_Work to complete_: Return all the data below as it stands, minus the pictures.
____________________
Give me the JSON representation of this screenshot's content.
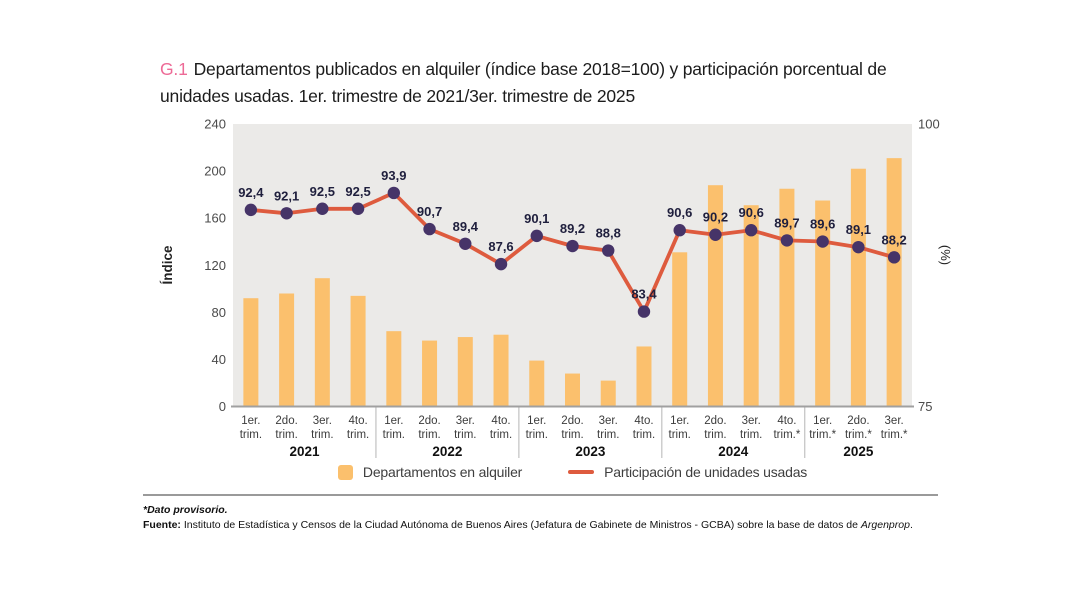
{
  "title": {
    "tag": "G.1",
    "text": "Departamentos publicados en alquiler (índice base 2018=100) y participación porcentual de unidades usadas. 1er. trimestre de 2021/3er. trimestre de 2025"
  },
  "chart_data": {
    "type": "bar+line",
    "x_groups": [
      {
        "label": "2021",
        "span": 4
      },
      {
        "label": "2022",
        "span": 4
      },
      {
        "label": "2023",
        "span": 4
      },
      {
        "label": "2024",
        "span": 4
      },
      {
        "label": "2025",
        "span": 3
      }
    ],
    "x_ticks": [
      {
        "l1": "1er.",
        "l2": "trim."
      },
      {
        "l1": "2do.",
        "l2": "trim."
      },
      {
        "l1": "3er.",
        "l2": "trim."
      },
      {
        "l1": "4to.",
        "l2": "trim."
      },
      {
        "l1": "1er.",
        "l2": "trim."
      },
      {
        "l1": "2do.",
        "l2": "trim."
      },
      {
        "l1": "3er.",
        "l2": "trim."
      },
      {
        "l1": "4to.",
        "l2": "trim."
      },
      {
        "l1": "1er.",
        "l2": "trim."
      },
      {
        "l1": "2do.",
        "l2": "trim."
      },
      {
        "l1": "3er.",
        "l2": "trim."
      },
      {
        "l1": "4to.",
        "l2": "trim."
      },
      {
        "l1": "1er.",
        "l2": "trim."
      },
      {
        "l1": "2do.",
        "l2": "trim."
      },
      {
        "l1": "3er.",
        "l2": "trim."
      },
      {
        "l1": "4to.",
        "l2": "trim.*"
      },
      {
        "l1": "1er.",
        "l2": "trim.*"
      },
      {
        "l1": "2do.",
        "l2": "trim.*"
      },
      {
        "l1": "3er.",
        "l2": "trim.*"
      }
    ],
    "y_left": {
      "label": "Índice",
      "ticks": [
        0,
        40,
        80,
        120,
        160,
        200,
        240
      ],
      "range": [
        0,
        240
      ]
    },
    "y_right": {
      "label": "(%)",
      "ticks": [
        75,
        100
      ],
      "range": [
        75,
        100
      ]
    },
    "series": [
      {
        "name": "Departamentos en alquiler",
        "type": "bar",
        "axis": "left",
        "values": [
          92,
          96,
          109,
          94,
          64,
          56,
          59,
          61,
          39,
          28,
          22,
          51,
          131,
          188,
          171,
          185,
          175,
          202,
          211
        ]
      },
      {
        "name": "Participación de unidades usadas",
        "type": "line",
        "axis": "right",
        "values": [
          92.4,
          92.1,
          92.5,
          92.5,
          93.9,
          90.7,
          89.4,
          87.6,
          90.1,
          89.2,
          88.8,
          83.4,
          90.6,
          90.2,
          90.6,
          89.7,
          89.6,
          89.1,
          88.2
        ],
        "labels": [
          "92,4",
          "92,1",
          "92,5",
          "92,5",
          "93,9",
          "90,7",
          "89,4",
          "87,6",
          "90,1",
          "89,2",
          "88,8",
          "83,4",
          "90,6",
          "90,2",
          "90,6",
          "89,7",
          "89,6",
          "89,1",
          "88,2"
        ]
      }
    ],
    "grid": false,
    "legend_position": "bottom"
  },
  "colors": {
    "title_tag": "#ED6A96",
    "bar": "#FBC06D",
    "line": "#DE5B3E",
    "marker": "#463468",
    "plot_bg": "#EBEAE8",
    "axis_text": "#4b4b4b",
    "tick_text": "#3c3c3c",
    "year_text": "#111111",
    "point_label": "#1f1f3d",
    "baseline": "#a0a0a0",
    "separator": "#b4b4b4"
  },
  "legend": {
    "bar_label": "Departamentos en alquiler",
    "line_label": "Participación de unidades usadas"
  },
  "footnotes": {
    "provisional": "*Dato provisorio.",
    "source_label": "Fuente:",
    "source_text": " Instituto de Estadística y Censos de la Ciudad Autónoma de Buenos Aires (Jefatura de Gabinete de Ministros - GCBA) sobre la base de datos de ",
    "source_db": "Argenprop",
    "source_end": "."
  }
}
____________________
_Exercise response_:
Give me the JSON representation of this screenshot's content.
{
  "title": {
    "tag": "G.1",
    "text": "Departamentos publicados en alquiler (índice base 2018=100) y participación porcentual de unidades usadas. 1er. trimestre de 2021/3er. trimestre de 2025"
  },
  "chart_data": {
    "type": "bar+line",
    "x_groups": [
      {
        "label": "2021",
        "span": 4
      },
      {
        "label": "2022",
        "span": 4
      },
      {
        "label": "2023",
        "span": 4
      },
      {
        "label": "2024",
        "span": 4
      },
      {
        "label": "2025",
        "span": 3
      }
    ],
    "x_ticks": [
      {
        "l1": "1er.",
        "l2": "trim."
      },
      {
        "l1": "2do.",
        "l2": "trim."
      },
      {
        "l1": "3er.",
        "l2": "trim."
      },
      {
        "l1": "4to.",
        "l2": "trim."
      },
      {
        "l1": "1er.",
        "l2": "trim."
      },
      {
        "l1": "2do.",
        "l2": "trim."
      },
      {
        "l1": "3er.",
        "l2": "trim."
      },
      {
        "l1": "4to.",
        "l2": "trim."
      },
      {
        "l1": "1er.",
        "l2": "trim."
      },
      {
        "l1": "2do.",
        "l2": "trim."
      },
      {
        "l1": "3er.",
        "l2": "trim."
      },
      {
        "l1": "4to.",
        "l2": "trim."
      },
      {
        "l1": "1er.",
        "l2": "trim."
      },
      {
        "l1": "2do.",
        "l2": "trim."
      },
      {
        "l1": "3er.",
        "l2": "trim."
      },
      {
        "l1": "4to.",
        "l2": "trim.*"
      },
      {
        "l1": "1er.",
        "l2": "trim.*"
      },
      {
        "l1": "2do.",
        "l2": "trim.*"
      },
      {
        "l1": "3er.",
        "l2": "trim.*"
      }
    ],
    "y_left": {
      "label": "Índice",
      "ticks": [
        0,
        40,
        80,
        120,
        160,
        200,
        240
      ],
      "range": [
        0,
        240
      ]
    },
    "y_right": {
      "label": "(%)",
      "ticks": [
        75,
        100
      ],
      "range": [
        75,
        100
      ]
    },
    "series": [
      {
        "name": "Departamentos en alquiler",
        "type": "bar",
        "axis": "left",
        "values": [
          92,
          96,
          109,
          94,
          64,
          56,
          59,
          61,
          39,
          28,
          22,
          51,
          131,
          188,
          171,
          185,
          175,
          202,
          211
        ]
      },
      {
        "name": "Participación de unidades usadas",
        "type": "line",
        "axis": "right",
        "values": [
          92.4,
          92.1,
          92.5,
          92.5,
          93.9,
          90.7,
          89.4,
          87.6,
          90.1,
          89.2,
          88.8,
          83.4,
          90.6,
          90.2,
          90.6,
          89.7,
          89.6,
          89.1,
          88.2
        ],
        "labels": [
          "92,4",
          "92,1",
          "92,5",
          "92,5",
          "93,9",
          "90,7",
          "89,4",
          "87,6",
          "90,1",
          "89,2",
          "88,8",
          "83,4",
          "90,6",
          "90,2",
          "90,6",
          "89,7",
          "89,6",
          "89,1",
          "88,2"
        ]
      }
    ],
    "grid": false,
    "legend_position": "bottom"
  },
  "colors": {
    "title_tag": "#ED6A96",
    "bar": "#FBC06D",
    "line": "#DE5B3E",
    "marker": "#463468",
    "plot_bg": "#EBEAE8",
    "axis_text": "#4b4b4b",
    "tick_text": "#3c3c3c",
    "year_text": "#111111",
    "point_label": "#1f1f3d",
    "baseline": "#a0a0a0",
    "separator": "#b4b4b4"
  },
  "legend": {
    "bar_label": "Departamentos en alquiler",
    "line_label": "Participación de unidades usadas"
  },
  "footnotes": {
    "provisional": "*Dato provisorio.",
    "source_label": "Fuente:",
    "source_text": " Instituto de Estadística y Censos de la Ciudad Autónoma de Buenos Aires (Jefatura de Gabinete de Ministros - GCBA) sobre la base de datos de ",
    "source_db": "Argenprop",
    "source_end": "."
  }
}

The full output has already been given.